▶ [Material]
◆ ◆ ◆
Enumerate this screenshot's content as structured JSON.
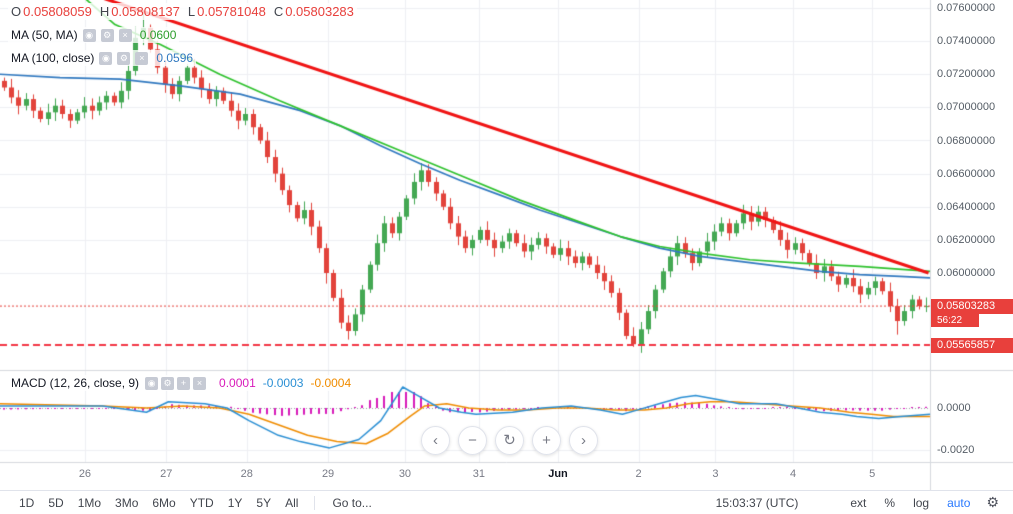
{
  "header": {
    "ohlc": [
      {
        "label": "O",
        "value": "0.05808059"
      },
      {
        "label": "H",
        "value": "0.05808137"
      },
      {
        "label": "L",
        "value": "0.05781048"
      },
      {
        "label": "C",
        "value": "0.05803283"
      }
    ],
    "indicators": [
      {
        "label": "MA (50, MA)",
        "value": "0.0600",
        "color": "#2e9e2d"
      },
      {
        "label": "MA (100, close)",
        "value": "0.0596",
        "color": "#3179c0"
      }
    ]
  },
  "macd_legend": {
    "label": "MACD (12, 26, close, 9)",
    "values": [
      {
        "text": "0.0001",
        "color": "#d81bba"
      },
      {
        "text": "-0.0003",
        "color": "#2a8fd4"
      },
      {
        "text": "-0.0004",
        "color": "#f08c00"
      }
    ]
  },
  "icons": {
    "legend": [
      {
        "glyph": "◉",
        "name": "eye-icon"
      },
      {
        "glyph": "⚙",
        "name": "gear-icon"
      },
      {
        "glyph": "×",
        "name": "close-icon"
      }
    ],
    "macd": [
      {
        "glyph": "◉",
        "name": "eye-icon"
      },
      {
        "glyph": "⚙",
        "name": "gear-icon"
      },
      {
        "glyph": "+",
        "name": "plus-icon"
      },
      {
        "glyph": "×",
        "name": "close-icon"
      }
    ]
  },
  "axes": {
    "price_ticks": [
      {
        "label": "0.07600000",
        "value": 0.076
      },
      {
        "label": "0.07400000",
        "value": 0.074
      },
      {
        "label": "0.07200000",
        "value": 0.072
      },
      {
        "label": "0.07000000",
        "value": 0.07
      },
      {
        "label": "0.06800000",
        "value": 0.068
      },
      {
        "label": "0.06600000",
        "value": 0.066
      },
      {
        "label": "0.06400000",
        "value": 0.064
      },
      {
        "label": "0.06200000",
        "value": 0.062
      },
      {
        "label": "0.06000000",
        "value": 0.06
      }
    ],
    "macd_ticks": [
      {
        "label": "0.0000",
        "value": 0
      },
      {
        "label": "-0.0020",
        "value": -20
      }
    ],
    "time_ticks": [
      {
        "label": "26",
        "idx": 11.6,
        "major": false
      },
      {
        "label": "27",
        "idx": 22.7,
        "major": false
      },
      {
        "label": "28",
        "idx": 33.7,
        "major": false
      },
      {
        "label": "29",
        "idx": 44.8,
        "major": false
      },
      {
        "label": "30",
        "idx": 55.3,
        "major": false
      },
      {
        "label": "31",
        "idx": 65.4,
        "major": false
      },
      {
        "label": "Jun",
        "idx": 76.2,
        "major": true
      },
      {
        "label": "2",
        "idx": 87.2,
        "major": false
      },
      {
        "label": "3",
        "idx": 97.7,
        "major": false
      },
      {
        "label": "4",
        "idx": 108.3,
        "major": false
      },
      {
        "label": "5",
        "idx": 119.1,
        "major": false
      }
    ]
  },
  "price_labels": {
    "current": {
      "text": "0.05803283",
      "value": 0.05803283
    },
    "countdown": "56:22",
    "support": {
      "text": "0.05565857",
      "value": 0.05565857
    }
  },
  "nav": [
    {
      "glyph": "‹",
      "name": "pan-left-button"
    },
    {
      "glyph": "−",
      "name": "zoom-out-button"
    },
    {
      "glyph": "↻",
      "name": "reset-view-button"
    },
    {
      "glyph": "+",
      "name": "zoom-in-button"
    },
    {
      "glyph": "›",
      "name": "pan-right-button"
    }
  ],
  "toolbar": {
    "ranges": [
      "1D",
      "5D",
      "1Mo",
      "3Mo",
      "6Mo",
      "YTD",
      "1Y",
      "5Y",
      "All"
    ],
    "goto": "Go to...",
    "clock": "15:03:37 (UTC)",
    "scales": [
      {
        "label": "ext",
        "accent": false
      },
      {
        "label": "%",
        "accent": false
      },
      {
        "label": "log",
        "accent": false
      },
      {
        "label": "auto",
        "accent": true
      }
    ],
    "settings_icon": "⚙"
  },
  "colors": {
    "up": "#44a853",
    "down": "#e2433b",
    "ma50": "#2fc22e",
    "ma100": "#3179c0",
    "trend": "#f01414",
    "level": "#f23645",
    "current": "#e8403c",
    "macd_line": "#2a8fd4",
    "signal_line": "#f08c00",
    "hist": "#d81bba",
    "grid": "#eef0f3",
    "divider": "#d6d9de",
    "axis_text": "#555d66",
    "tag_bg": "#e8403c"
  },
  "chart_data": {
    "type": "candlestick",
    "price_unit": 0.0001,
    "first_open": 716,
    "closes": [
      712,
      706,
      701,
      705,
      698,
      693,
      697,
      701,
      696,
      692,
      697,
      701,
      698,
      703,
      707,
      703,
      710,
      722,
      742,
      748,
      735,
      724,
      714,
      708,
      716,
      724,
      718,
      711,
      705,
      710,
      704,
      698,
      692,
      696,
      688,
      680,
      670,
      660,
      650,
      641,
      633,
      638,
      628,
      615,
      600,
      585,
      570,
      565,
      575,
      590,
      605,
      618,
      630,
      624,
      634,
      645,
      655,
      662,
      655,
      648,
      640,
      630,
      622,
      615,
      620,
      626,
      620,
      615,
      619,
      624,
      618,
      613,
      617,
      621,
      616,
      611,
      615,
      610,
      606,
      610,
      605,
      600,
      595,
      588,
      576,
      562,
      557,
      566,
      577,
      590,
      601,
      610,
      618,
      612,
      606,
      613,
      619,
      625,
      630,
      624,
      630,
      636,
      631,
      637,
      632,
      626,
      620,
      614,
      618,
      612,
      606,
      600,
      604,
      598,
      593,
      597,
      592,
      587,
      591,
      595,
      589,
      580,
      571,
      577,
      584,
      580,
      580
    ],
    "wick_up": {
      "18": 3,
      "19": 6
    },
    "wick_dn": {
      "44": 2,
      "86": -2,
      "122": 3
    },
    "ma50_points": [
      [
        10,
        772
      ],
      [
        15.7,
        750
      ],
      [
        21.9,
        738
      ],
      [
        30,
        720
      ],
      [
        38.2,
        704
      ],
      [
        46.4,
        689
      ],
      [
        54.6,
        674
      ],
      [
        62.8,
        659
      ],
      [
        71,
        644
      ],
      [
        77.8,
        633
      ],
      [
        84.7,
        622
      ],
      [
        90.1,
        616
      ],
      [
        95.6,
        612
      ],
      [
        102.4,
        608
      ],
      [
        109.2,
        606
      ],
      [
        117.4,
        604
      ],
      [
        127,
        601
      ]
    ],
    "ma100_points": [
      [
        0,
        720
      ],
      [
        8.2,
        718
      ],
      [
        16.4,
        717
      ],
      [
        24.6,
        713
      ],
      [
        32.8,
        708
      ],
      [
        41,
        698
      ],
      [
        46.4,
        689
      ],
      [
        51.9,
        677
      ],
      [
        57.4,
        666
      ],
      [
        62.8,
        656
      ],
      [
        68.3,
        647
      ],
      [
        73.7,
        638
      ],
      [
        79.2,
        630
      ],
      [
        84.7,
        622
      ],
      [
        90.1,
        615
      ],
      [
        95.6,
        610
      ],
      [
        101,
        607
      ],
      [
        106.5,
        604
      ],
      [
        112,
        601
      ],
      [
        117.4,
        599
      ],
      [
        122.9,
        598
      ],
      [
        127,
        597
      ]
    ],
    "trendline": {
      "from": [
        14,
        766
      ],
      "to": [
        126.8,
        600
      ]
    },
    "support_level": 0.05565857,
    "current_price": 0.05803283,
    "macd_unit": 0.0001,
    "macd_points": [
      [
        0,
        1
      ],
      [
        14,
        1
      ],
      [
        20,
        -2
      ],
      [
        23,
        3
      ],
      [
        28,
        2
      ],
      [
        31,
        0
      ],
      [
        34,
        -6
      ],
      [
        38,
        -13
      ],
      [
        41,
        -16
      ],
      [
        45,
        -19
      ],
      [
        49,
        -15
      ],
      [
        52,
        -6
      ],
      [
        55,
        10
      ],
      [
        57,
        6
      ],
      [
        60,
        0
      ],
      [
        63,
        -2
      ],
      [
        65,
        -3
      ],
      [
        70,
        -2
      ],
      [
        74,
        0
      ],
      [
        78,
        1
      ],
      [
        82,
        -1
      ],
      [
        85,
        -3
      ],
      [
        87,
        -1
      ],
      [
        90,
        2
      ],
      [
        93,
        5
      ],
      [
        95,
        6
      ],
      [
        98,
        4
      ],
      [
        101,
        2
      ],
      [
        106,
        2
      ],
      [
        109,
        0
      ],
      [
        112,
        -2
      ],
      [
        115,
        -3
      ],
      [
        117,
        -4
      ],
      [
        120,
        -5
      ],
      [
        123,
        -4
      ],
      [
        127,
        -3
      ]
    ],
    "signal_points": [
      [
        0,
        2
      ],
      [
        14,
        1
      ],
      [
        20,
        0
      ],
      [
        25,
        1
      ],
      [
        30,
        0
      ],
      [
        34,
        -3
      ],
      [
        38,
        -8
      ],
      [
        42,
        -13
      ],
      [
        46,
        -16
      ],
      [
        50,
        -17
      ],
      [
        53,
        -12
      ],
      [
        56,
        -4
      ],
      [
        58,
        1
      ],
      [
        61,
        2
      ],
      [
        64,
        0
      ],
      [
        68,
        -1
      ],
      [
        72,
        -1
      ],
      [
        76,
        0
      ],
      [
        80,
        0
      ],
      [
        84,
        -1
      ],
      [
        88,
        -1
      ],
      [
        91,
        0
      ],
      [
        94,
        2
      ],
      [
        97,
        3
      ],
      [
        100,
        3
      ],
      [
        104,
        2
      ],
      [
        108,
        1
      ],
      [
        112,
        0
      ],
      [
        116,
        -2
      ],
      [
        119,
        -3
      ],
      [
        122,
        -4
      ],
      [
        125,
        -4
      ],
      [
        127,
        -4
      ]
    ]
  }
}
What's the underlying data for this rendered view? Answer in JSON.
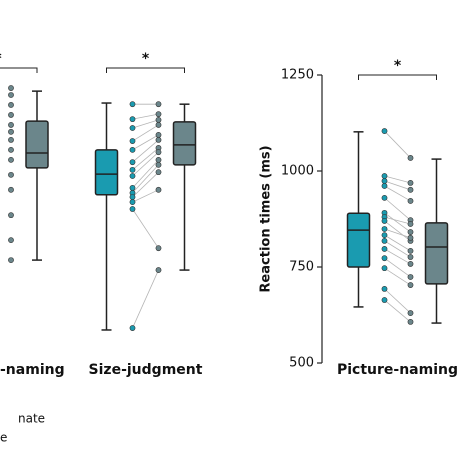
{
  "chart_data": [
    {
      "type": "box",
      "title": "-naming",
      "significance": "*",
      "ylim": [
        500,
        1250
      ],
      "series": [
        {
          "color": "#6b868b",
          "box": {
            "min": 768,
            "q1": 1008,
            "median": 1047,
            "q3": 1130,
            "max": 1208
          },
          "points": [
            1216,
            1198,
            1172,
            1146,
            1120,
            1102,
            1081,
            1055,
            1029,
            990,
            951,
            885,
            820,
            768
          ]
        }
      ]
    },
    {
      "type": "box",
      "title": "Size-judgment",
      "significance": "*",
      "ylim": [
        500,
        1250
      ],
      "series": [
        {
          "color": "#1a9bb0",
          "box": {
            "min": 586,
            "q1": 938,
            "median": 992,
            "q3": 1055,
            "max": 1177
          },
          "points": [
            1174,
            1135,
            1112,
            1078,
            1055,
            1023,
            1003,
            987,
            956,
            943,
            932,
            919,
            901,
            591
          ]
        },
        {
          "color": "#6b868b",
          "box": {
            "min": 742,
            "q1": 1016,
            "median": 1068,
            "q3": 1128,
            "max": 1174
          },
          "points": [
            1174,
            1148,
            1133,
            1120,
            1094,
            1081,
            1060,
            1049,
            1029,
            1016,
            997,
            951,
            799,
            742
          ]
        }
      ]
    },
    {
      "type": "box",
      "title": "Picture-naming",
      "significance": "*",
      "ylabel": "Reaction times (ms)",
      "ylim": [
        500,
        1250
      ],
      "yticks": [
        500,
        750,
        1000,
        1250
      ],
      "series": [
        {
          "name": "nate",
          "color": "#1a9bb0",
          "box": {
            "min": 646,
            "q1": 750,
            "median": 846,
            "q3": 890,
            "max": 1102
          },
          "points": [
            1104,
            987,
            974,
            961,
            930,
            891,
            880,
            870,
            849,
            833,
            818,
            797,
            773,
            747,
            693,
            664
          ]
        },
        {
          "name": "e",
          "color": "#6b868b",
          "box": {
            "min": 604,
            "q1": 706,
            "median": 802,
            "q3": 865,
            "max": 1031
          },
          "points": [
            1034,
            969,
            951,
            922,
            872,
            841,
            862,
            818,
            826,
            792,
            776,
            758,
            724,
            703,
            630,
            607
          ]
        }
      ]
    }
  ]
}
◆ ◆ ◆
▶ [Exercise requirements] Write the number of lines containing the word "this" and nothing besides it.

▶ [Finished answer] 2